→ **WRITTEN INSTRUCTION 1**
Decide whether each statement agrees with the Confluent Kafka on GKE post. Answer yes or no and quote the words from the post that decide it: (a) The ZOOKEEPER_SERVER_ID is derived by removing the zk- prefix from the HOSTNAME. (b) The setup already reads the server ID through the downward api with metadata.ordinal. (c) Zookeeper sits behind a headless service.
→ **WRITTEN INSTRUCTION 2**
From the Confluent Kafka on GKE post, extract everything from "Confluent Kafka GKE" down to "fairly inconsequential items.".

====== PROVIDED TEXT

Confluent Kafka GKE

November 23, 2017
gke kubernetes kafka zookeeper confluent

In the previous post we went through using StatefulSets to deploy Kafka and Zookeeper on GKE. One problem was that we used an effectively “random” image. Confluent provides a set of images for deploying Kafka, Zookeeper, and more that is continually updated and supported so we’d like to move to those images.

Zookeeper changes

We’re basically going to be combining the already-working object definitions from the last post with the quickstart and other reference documentation from Confluent. Let’s reuse the service name and other fairly inconsequential items.

The HOSTNAME for a StatefulSet is postfixed with a number (zk-0, zk-1, …) so we’ll grab that in our command and set the ZOOKEEPER_SERVER_ID by chopping off the zk- prefix. Hopefully in the future, we’ll be able to use the downward api with metadata.ordinal or similar since overriding command is pretty hacky.

image: confluentinc/cp-zookeeper:3.3.1
command:
  - "bash"
  - "-c"
  - "ZOOKEEPER_SERVER_ID=$((${HOSTNAME:3}+1)) && /etc/confluent/docker/run"

We also set up the ZOOKEEPER_SERVERS config with the full entries for the three zk pods for leader election and quorum. Remember that we’re using a headless service so that Zookeeper can handle it’s own routing.

============
====== RAW DATA

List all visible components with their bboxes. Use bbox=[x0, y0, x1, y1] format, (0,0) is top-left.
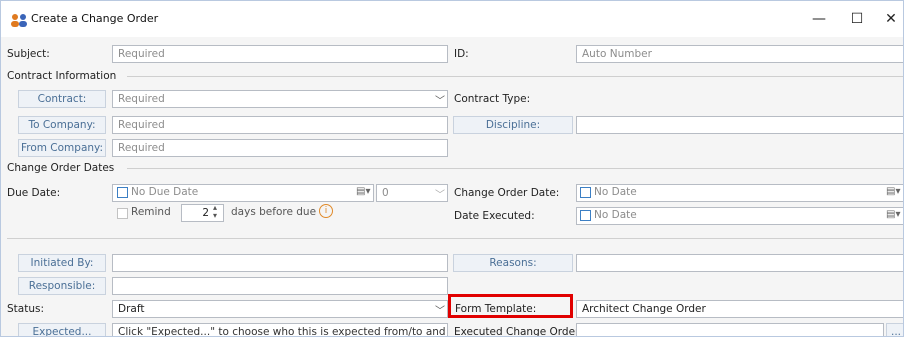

============

→ **EXERCISE OUTPUT 1**
(a) Yes: "set the ZOOKEEPER_SERVER_ID by chopping off the zk- prefix"
(b) No: "Hopefully in the future, we’ll be able to use the downward api with metadata.ordinal or similar since overriding command is pretty hacky."
(c) Yes: "Remember that we’re using a headless service so that Zookeeper can handle it’s own routing."

→ **EXERCISE OUTPUT 2**
Confluent Kafka GKE

November 23, 2017
gke kubernetes kafka zookeeper confluent

In the previous post we went through using StatefulSets to deploy Kafka and Zookeeper on GKE. One problem was that we used an effectively “random” image. Confluent provides a set of images for deploying Kafka, Zookeeper, and more that is continually updated and supported so we’d like to move to those images.

Zookeeper changes

We’re basically going to be combining the already-working object definitions from the last post with the quickstart and other reference documentation from Confluent. Let’s reuse the service name and other fairly inconsequential items.